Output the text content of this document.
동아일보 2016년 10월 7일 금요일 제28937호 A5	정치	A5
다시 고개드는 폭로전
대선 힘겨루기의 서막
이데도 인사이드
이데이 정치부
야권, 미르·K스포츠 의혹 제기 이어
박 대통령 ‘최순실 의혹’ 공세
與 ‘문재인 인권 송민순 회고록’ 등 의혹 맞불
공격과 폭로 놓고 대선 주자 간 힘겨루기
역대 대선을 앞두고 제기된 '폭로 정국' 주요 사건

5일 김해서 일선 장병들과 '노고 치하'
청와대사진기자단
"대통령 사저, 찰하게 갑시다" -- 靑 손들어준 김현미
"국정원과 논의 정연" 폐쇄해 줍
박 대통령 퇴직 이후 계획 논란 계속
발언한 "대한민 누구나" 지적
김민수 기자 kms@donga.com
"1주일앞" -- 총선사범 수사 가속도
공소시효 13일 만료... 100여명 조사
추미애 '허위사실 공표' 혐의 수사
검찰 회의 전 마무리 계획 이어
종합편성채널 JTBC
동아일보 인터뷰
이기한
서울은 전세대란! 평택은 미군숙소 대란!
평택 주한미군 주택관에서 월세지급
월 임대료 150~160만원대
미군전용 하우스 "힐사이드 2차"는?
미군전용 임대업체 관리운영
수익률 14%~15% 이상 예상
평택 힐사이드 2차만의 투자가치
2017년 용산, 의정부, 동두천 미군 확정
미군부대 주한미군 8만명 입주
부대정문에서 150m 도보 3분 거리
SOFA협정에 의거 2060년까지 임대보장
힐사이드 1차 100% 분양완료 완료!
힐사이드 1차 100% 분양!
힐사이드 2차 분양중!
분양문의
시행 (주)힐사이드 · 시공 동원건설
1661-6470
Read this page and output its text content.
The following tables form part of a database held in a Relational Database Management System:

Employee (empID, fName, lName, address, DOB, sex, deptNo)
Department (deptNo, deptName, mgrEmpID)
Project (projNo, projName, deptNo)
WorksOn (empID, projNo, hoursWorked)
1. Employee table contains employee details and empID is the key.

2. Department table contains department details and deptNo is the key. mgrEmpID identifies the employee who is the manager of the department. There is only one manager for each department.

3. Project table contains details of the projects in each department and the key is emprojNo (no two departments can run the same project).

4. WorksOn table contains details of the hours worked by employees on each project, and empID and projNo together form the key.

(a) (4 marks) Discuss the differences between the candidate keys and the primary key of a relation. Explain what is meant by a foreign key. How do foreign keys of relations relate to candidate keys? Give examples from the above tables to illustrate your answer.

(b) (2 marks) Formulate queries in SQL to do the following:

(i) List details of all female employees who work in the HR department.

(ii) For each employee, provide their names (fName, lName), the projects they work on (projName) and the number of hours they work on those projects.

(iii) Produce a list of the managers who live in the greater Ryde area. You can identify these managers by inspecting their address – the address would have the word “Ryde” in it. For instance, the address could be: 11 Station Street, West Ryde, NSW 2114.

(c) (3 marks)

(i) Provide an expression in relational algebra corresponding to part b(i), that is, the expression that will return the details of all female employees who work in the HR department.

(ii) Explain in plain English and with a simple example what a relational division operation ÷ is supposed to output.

.....

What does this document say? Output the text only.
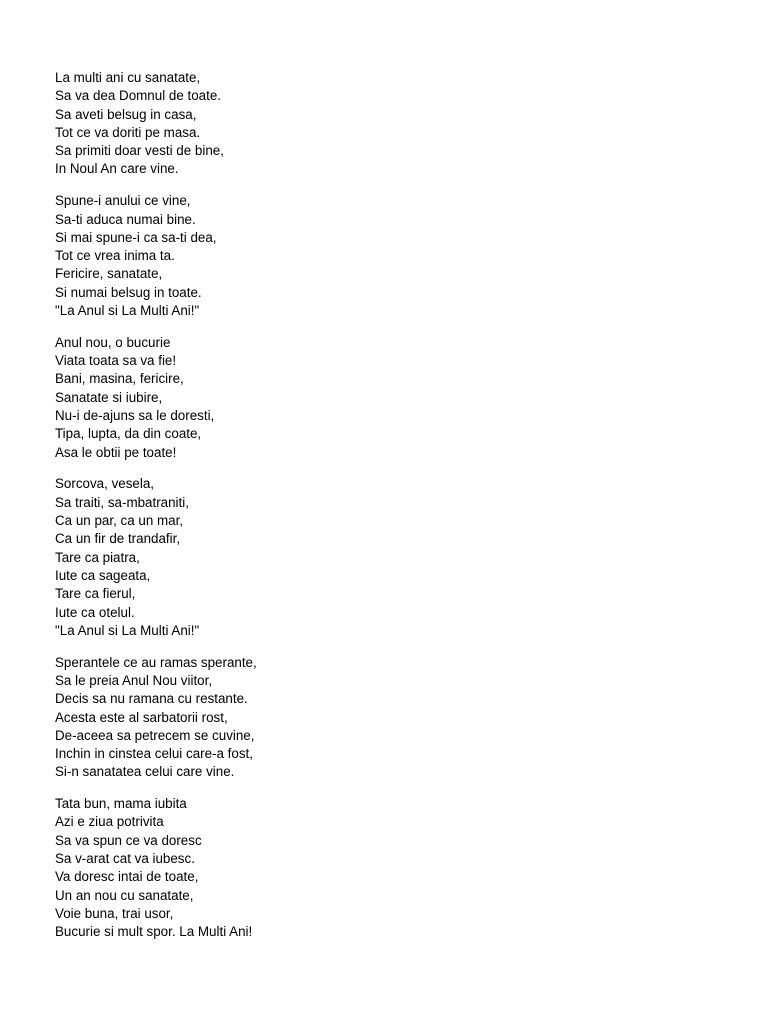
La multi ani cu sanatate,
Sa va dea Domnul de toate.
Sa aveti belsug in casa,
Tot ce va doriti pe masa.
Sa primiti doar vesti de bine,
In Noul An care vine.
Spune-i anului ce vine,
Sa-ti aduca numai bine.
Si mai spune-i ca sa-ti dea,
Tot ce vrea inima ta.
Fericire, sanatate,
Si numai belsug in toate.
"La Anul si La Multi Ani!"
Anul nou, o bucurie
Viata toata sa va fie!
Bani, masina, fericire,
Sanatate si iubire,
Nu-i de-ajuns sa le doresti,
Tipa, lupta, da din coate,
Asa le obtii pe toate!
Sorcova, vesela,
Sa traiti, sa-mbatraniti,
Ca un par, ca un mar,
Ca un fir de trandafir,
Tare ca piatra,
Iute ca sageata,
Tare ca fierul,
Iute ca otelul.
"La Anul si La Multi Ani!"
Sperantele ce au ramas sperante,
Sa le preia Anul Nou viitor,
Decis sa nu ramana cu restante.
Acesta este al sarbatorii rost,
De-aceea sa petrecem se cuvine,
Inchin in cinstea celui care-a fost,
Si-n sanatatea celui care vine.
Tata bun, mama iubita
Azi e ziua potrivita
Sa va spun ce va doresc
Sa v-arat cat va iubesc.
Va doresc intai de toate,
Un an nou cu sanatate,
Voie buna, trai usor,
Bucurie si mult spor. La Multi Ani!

.....

Copy every line of the listing that contains the word "care".

== The completed task ==
In Noul An care vine.
Inchin in cinstea celui care-a fost,
Si-n sanatatea celui care vine.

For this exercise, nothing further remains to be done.